(Entries from a dataset)
* start *
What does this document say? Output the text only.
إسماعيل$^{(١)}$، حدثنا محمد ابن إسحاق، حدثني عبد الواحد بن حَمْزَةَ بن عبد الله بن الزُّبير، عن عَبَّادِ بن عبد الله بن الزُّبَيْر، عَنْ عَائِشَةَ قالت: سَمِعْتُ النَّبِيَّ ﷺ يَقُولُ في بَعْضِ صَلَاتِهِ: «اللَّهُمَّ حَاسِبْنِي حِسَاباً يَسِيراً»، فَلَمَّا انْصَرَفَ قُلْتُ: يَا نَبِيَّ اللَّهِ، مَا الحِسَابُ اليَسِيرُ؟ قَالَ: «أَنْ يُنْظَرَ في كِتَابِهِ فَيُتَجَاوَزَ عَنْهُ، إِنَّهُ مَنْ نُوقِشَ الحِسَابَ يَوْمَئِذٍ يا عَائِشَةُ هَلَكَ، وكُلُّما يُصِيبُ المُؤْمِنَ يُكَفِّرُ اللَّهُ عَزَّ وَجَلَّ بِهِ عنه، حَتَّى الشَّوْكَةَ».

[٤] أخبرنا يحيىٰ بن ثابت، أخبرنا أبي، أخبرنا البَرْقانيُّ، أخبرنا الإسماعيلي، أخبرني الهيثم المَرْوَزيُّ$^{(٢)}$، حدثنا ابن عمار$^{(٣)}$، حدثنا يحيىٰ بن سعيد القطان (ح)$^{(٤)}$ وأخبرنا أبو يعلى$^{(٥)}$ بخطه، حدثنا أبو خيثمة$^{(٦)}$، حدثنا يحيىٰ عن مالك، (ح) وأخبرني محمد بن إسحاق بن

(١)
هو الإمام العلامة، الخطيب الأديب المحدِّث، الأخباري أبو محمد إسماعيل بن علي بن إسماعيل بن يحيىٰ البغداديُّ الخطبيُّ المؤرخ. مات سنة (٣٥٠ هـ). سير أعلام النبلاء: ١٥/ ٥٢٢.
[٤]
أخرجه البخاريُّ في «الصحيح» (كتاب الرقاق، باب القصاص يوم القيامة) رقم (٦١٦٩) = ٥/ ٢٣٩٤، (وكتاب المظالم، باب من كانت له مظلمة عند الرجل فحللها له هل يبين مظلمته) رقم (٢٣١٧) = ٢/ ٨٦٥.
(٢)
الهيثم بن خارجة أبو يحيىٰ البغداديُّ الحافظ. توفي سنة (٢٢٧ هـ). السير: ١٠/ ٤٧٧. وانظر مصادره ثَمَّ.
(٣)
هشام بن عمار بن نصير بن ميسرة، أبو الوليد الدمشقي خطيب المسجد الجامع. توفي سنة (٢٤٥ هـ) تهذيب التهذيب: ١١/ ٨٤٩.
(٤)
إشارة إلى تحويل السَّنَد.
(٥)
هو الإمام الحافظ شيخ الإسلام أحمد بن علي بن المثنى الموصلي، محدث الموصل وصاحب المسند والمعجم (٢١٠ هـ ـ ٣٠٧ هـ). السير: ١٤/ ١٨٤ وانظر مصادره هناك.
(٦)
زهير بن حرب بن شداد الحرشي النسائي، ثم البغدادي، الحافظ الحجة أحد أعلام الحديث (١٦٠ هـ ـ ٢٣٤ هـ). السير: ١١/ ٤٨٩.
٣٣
* end *
| What is asked |
Copy out all of the records above with nothing altered.

| Written solution |
What does this document say? Output the text only.
إسماعيل$^{(١)}$، حدثنا محمد ابن إسحاق، حدثني عبد الواحد بن حَمْزَةَ بن عبد الله بن الزُّبير، عن عَبَّادِ بن عبد الله بن الزُّبَيْر، عَنْ عَائِشَةَ قالت: سَمِعْتُ النَّبِيَّ ﷺ يَقُولُ في بَعْضِ صَلَاتِهِ: «اللَّهُمَّ حَاسِبْنِي حِسَاباً يَسِيراً»، فَلَمَّا انْصَرَفَ قُلْتُ: يَا نَبِيَّ اللَّهِ، مَا الحِسَابُ اليَسِيرُ؟ قَالَ: «أَنْ يُنْظَرَ في كِتَابِهِ فَيُتَجَاوَزَ عَنْهُ، إِنَّهُ مَنْ نُوقِشَ الحِسَابَ يَوْمَئِذٍ يا عَائِشَةُ هَلَكَ، وكُلُّما يُصِيبُ المُؤْمِنَ يُكَفِّرُ اللَّهُ عَزَّ وَجَلَّ بِهِ عنه، حَتَّى الشَّوْكَةَ».

[٤] أخبرنا يحيىٰ بن ثابت، أخبرنا أبي، أخبرنا البَرْقانيُّ، أخبرنا الإسماعيلي، أخبرني الهيثم المَرْوَزيُّ$^{(٢)}$، حدثنا ابن عمار$^{(٣)}$، حدثنا يحيىٰ بن سعيد القطان (ح)$^{(٤)}$ وأخبرنا أبو يعلى$^{(٥)}$ بخطه، حدثنا أبو خيثمة$^{(٦)}$، حدثنا يحيىٰ عن مالك، (ح) وأخبرني محمد بن إسحاق بن

(١)
هو الإمام العلامة، الخطيب الأديب المحدِّث، الأخباري أبو محمد إسماعيل بن علي بن إسماعيل بن يحيىٰ البغداديُّ الخطبيُّ المؤرخ. مات سنة (٣٥٠ هـ). سير أعلام النبلاء: ١٥/ ٥٢٢.
[٤]
أخرجه البخاريُّ في «الصحيح» (كتاب الرقاق، باب القصاص يوم القيامة) رقم (٦١٦٩) = ٥/ ٢٣٩٤، (وكتاب المظالم، باب من كانت له مظلمة عند الرجل فحللها له هل يبين مظلمته) رقم (٢٣١٧) = ٢/ ٨٦٥.
(٢)
الهيثم بن خارجة أبو يحيىٰ البغداديُّ الحافظ. توفي سنة (٢٢٧ هـ). السير: ١٠/ ٤٧٧. وانظر مصادره ثَمَّ.
(٣)
هشام بن عمار بن نصير بن ميسرة، أبو الوليد الدمشقي خطيب المسجد الجامع. توفي سنة (٢٤٥ هـ) تهذيب التهذيب: ١١/ ٨٤٩.
(٤)
إشارة إلى تحويل السَّنَد.
(٥)
هو الإمام الحافظ شيخ الإسلام أحمد بن علي بن المثنى الموصلي، محدث الموصل وصاحب المسند والمعجم (٢١٠ هـ ـ ٣٠٧ هـ). السير: ١٤/ ١٨٤ وانظر مصادره هناك.
(٦)
زهير بن حرب بن شداد الحرشي النسائي، ثم البغدادي، الحافظ الحجة أحد أعلام الحديث (١٦٠ هـ ـ ٢٣٤ هـ). السير: ١١/ ٤٨٩.
٣٣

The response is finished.